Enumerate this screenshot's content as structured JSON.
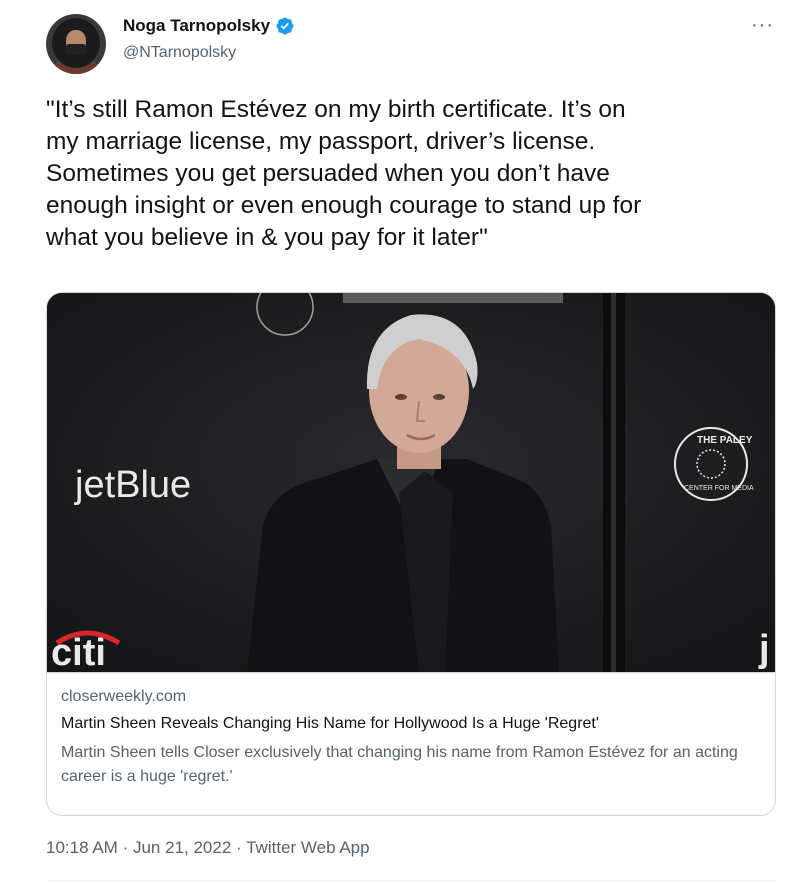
{
  "author": {
    "display_name": "Noga Tarnopolsky",
    "handle": "@NTarnopolsky",
    "verified": true,
    "avatar": "profile-photo"
  },
  "more_icon": "more-horizontal-icon",
  "tweet": {
    "text": "\"It’s still Ramon Estévez on my birth certificate. It’s on\nmy marriage license, my passport, driver’s license.\nSometimes you get persuaded when you don’t have\nenough insight or even enough courage to stand up for\nwhat you believe in & you pay for it later\""
  },
  "card": {
    "domain": "closerweekly.com",
    "title": "Martin Sheen Reveals Changing His Name for Hollywood Is a Huge 'Regret'",
    "description": "Martin Sheen tells Closer exclusively that changing his name from Ramon Estévez for an acting career is a huge 'regret.'",
    "image": {
      "backdrop_logo_left": "jetBlue",
      "backdrop_logo_bottom": "citi",
      "backdrop_logo_right": "j",
      "seal_right_text_top": "THE PALEY",
      "seal_right_text_bottom": "CENTER FOR MEDIA"
    }
  },
  "meta": {
    "time": "10:18 AM",
    "separator": "·",
    "date": "Jun 21, 2022",
    "source": "Twitter Web App"
  },
  "colors": {
    "text": "#0f1419",
    "secondary": "#536471",
    "verified": "#1d9bf0",
    "border": "#cfd9de"
  }
}
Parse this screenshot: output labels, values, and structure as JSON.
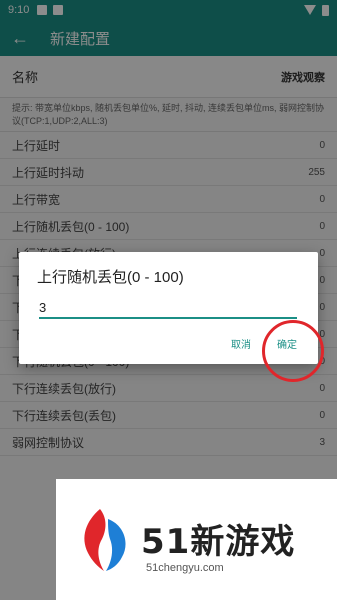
{
  "status_bar": {
    "time": "9:10"
  },
  "app_bar": {
    "title": "新建配置"
  },
  "name": {
    "label": "名称",
    "value": "游戏观察"
  },
  "hint": "提示: 带宽单位kbps, 随机丢包单位%, 延时, 抖动, 连续丢包单位ms, 弱网控制协议(TCP:1,UDP:2,ALL:3)",
  "rows": [
    {
      "label": "上行延时",
      "value": "0"
    },
    {
      "label": "上行延时抖动",
      "value": "255"
    },
    {
      "label": "上行带宽",
      "value": "0"
    },
    {
      "label": "上行随机丢包(0 - 100)",
      "value": "0"
    },
    {
      "label": "上行连续丢包(放行)",
      "value": "0"
    },
    {
      "label": "下",
      "value": "0"
    },
    {
      "label": "下",
      "value": "0"
    },
    {
      "label": "下",
      "value": "0"
    },
    {
      "label": "下行随机丢包(0 - 100)",
      "value": "0"
    },
    {
      "label": "下行连续丢包(放行)",
      "value": "0"
    },
    {
      "label": "下行连续丢包(丢包)",
      "value": "0"
    },
    {
      "label": "弱网控制协议",
      "value": "3"
    }
  ],
  "dialog": {
    "title": "上行随机丢包(0 - 100)",
    "input_value": "3",
    "cancel_label": "取消",
    "confirm_label": "确定"
  },
  "watermark": {
    "brand": "51新游戏",
    "url": "51chengyu.com"
  },
  "colors": {
    "accent": "#1b8f86",
    "annotation": "#e0262b"
  }
}
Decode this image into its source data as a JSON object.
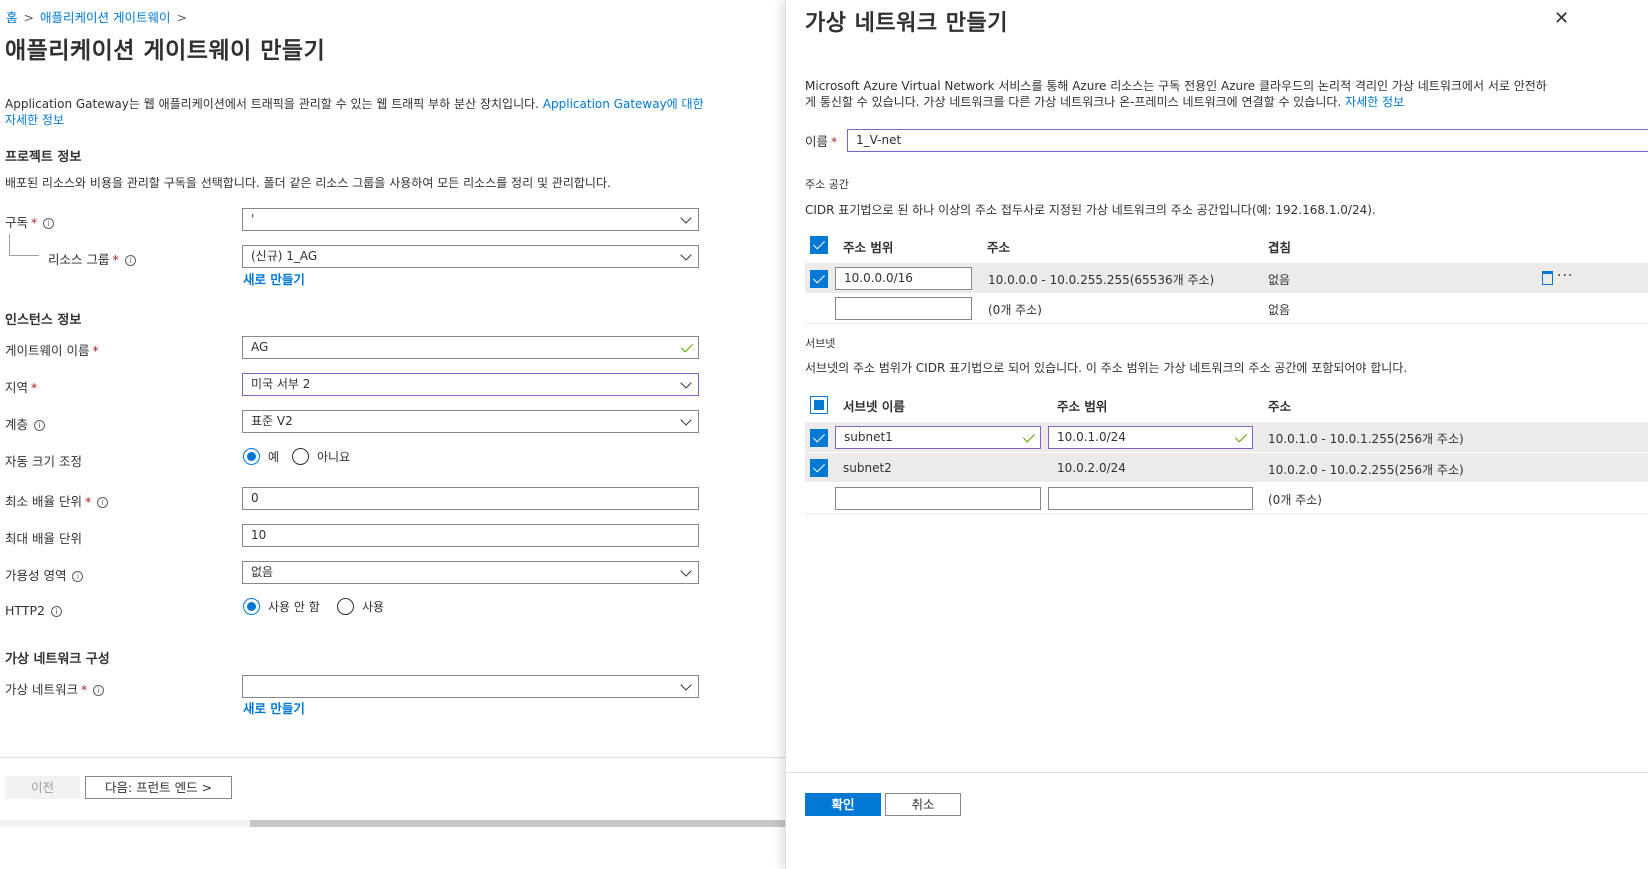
{
  "breadcrumb": {
    "home": "홈",
    "sep": ">",
    "parent": "애플리케이션 게이트웨이"
  },
  "left": {
    "title": "애플리케이션 게이트웨이 만들기",
    "description": "Application Gateway는 웹 애플리케이션에서 트래픽을 관리할 수 있는 웹 트래픽 부하 분산 장치입니다.",
    "learn_more": "Application Gateway에 대한 자세한 정보",
    "project": {
      "heading": "프로젝트 정보",
      "description": "배포된 리소스와 비용을 관리할 구독을 선택합니다. 폴더 같은 리소스 그룹을 사용하여 모든 리소스를 정리 및 관리합니다.",
      "subscription_label": "구독",
      "subscription_value": "'",
      "resource_group_label": "리소스 그룹",
      "resource_group_value": "(신규) 1_AG",
      "create_new": "새로 만들기"
    },
    "instance": {
      "heading": "인스턴스 정보",
      "gateway_name_label": "게이트웨이 이름",
      "gateway_name_value": "AG",
      "region_label": "지역",
      "region_value": "미국 서부 2",
      "tier_label": "계층",
      "tier_value": "표준 V2",
      "autoscale_label": "자동 크기 조정",
      "autoscale_yes": "예",
      "autoscale_no": "아니요",
      "min_units_label": "최소 배율 단위",
      "min_units_value": "0",
      "max_units_label": "최대 배율 단위",
      "max_units_value": "10",
      "zone_label": "가용성 영역",
      "zone_value": "없음",
      "http2_label": "HTTP2",
      "http2_disabled": "사용 안 함",
      "http2_enabled": "사용"
    },
    "vnet": {
      "heading": "가상 네트워크 구성",
      "vnet_label": "가상 네트워크",
      "vnet_value": "",
      "create_new": "새로 만들기"
    },
    "footer": {
      "prev": "이전",
      "next": "다음: 프런트 엔드 >"
    },
    "required_mark": "*",
    "info_glyph": "i"
  },
  "panel": {
    "title": "가상 네트워크 만들기",
    "close_glyph": "✕",
    "description_line1": "Microsoft Azure Virtual Network 서비스를 통해 Azure 리소스는 구독 전용인 Azure 클라우드의 논리적 격리인 가상 네트워크에서 서로 안전하",
    "description_line2": "게 통신할 수 있습니다. 가상 네트워크를 다른 가상 네트워크나 온-프레미스 네트워크에 연결할 수 있습니다.",
    "learn_more": "자세한 정보",
    "name_label": "이름",
    "name_value": "1_V-net",
    "address_space": {
      "heading": "주소 공간",
      "description": "CIDR 표기법으로 된 하나 이상의 주소 접두사로 지정된 가상 네트워크의 주소 공간입니다(예: 192.168.1.0/24).",
      "columns": [
        "주소 범위",
        "주소",
        "겹침"
      ],
      "rows": [
        {
          "range": "10.0.0.0/16",
          "addresses": "10.0.0.0 - 10.0.255.255(65536개 주소)",
          "overlap": "없음"
        },
        {
          "range": "",
          "addresses": "(0개 주소)",
          "overlap": "없음"
        }
      ]
    },
    "subnets": {
      "heading": "서브넷",
      "description": "서브넷의 주소 범위가 CIDR 표기법으로 되어 있습니다. 이 주소 범위는 가상 네트워크의 주소 공간에 포함되어야 합니다.",
      "columns": [
        "서브넷 이름",
        "주소 범위",
        "주소"
      ],
      "rows": [
        {
          "name": "subnet1",
          "range": "10.0.1.0/24",
          "addresses": "10.0.1.0 - 10.0.1.255(256개 주소)"
        },
        {
          "name": "subnet2",
          "range": "10.0.2.0/24",
          "addresses": "10.0.2.0 - 10.0.2.255(256개 주소)"
        },
        {
          "name": "",
          "range": "",
          "addresses": "(0개 주소)"
        }
      ]
    },
    "more_glyph": "···",
    "ok": "확인",
    "cancel": "취소"
  },
  "colors": {
    "accent": "#0078d4",
    "required": "#a4262c",
    "focus_border": "#8661c5",
    "valid_check": "#57a300"
  }
}
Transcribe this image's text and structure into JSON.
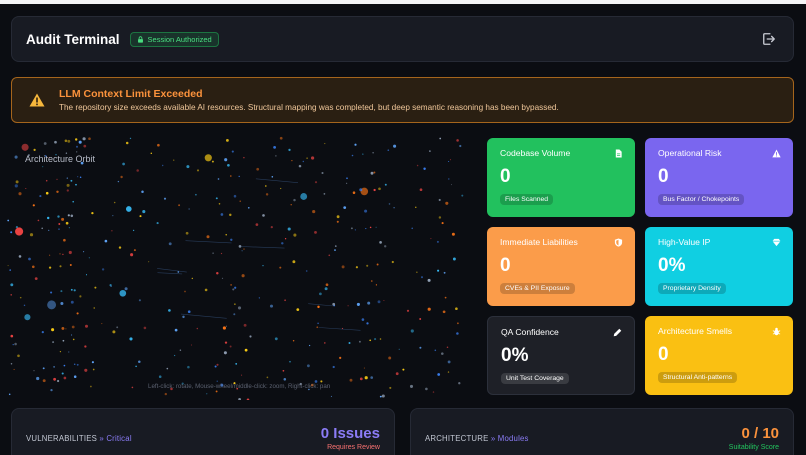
{
  "header": {
    "title": "Audit Terminal",
    "session_badge": "Session Authorized",
    "logout_icon": "logout-icon"
  },
  "alert": {
    "icon": "warning-icon",
    "title": "LLM Context Limit Exceeded",
    "message": "The repository size exceeds available AI resources. Structural mapping was completed, but deep semantic reasoning has been bypassed."
  },
  "orbit": {
    "label": "Architecture Orbit",
    "hint": "Left-click: rotate, Mouse-wheel/middle-click: zoom, Right-click: pan"
  },
  "cards": [
    {
      "title": "Codebase Volume",
      "value": "0",
      "pill": "Files Scanned",
      "icon": "file-icon",
      "color": "#22c15e"
    },
    {
      "title": "Operational Risk",
      "value": "0",
      "pill": "Bus Factor / Chokepoints",
      "icon": "warning-icon",
      "color": "#7a66ef"
    },
    {
      "title": "Immediate Liabilities",
      "value": "0",
      "pill": "CVEs & PII Exposure",
      "icon": "shield-icon",
      "color": "#fb9c4a"
    },
    {
      "title": "High-Value IP",
      "value": "0%",
      "pill": "Proprietary Density",
      "icon": "gem-icon",
      "color": "#10cfe2"
    },
    {
      "title": "QA Confidence",
      "value": "0%",
      "pill": "Unit Test Coverage",
      "icon": "pencil-icon",
      "color": "#1e2027"
    },
    {
      "title": "Architecture Smells",
      "value": "0",
      "pill": "Structural Anti-patterns",
      "icon": "bug-icon",
      "color": "#fac012"
    }
  ],
  "panels": {
    "vulnerabilities": {
      "label": "VULNERABILITIES",
      "separator": "»",
      "accent": "Critical",
      "value": "0 Issues",
      "sub": "Requires Review"
    },
    "architecture": {
      "label": "ARCHITECTURE",
      "separator": "»",
      "accent": "Modules",
      "value": "0 / 10",
      "sub": "Suitability Score"
    }
  }
}
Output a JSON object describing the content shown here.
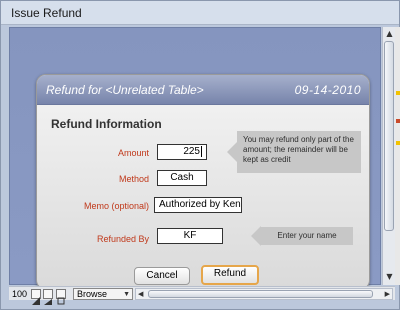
{
  "window": {
    "title": "Issue Refund"
  },
  "dialog": {
    "header_left": "Refund for <Unrelated Table>",
    "header_date": "09-14-2010",
    "section_title": "Refund Information"
  },
  "form": {
    "amount_label": "Amount",
    "amount_value": "225",
    "method_label": "Method",
    "method_value": "Cash",
    "memo_label": "Memo (optional)",
    "memo_value": "Authorized by Ken",
    "refunded_by_label": "Refunded By",
    "refunded_by_value": "KF"
  },
  "hints": {
    "amount_hint": "You may refund only part of the amount; the remainder will be kept as credit",
    "refunded_by_hint": "Enter your name"
  },
  "buttons": {
    "cancel": "Cancel",
    "refund": "Refund"
  },
  "statusbar": {
    "zoom": "100",
    "mode": "Browse"
  },
  "colors": {
    "label_red": "#c0391b",
    "accent_orange": "#e6a64a",
    "header_blue": "#7784ab"
  },
  "icons": {
    "scroll_up": "up-arrow-icon",
    "scroll_down": "down-arrow-icon",
    "zoom_out": "zoom-out-icon",
    "zoom_in": "zoom-in-icon",
    "layout": "layout-icon"
  }
}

___

* **Problem**
With the pictures left out, please output each line from the one containing "Output a JSON" through the end of the entries, exactly as it is.

* **Complete answer**
Output a JSON object describing the content shown here.
{
  "window": {
    "title": "Issue Refund"
  },
  "dialog": {
    "header_left": "Refund for <Unrelated Table>",
    "header_date": "09-14-2010",
    "section_title": "Refund Information"
  },
  "form": {
    "amount_label": "Amount",
    "amount_value": "225",
    "method_label": "Method",
    "method_value": "Cash",
    "memo_label": "Memo (optional)",
    "memo_value": "Authorized by Ken",
    "refunded_by_label": "Refunded By",
    "refunded_by_value": "KF"
  },
  "hints": {
    "amount_hint": "You may refund only part of the amount; the remainder will be kept as credit",
    "refunded_by_hint": "Enter your name"
  },
  "buttons": {
    "cancel": "Cancel",
    "refund": "Refund"
  },
  "statusbar": {
    "zoom": "100",
    "mode": "Browse"
  },
  "colors": {
    "label_red": "#c0391b",
    "accent_orange": "#e6a64a",
    "header_blue": "#7784ab"
  },
  "icons": {
    "scroll_up": "up-arrow-icon",
    "scroll_down": "down-arrow-icon",
    "zoom_out": "zoom-out-icon",
    "zoom_in": "zoom-in-icon",
    "layout": "layout-icon"
  }
}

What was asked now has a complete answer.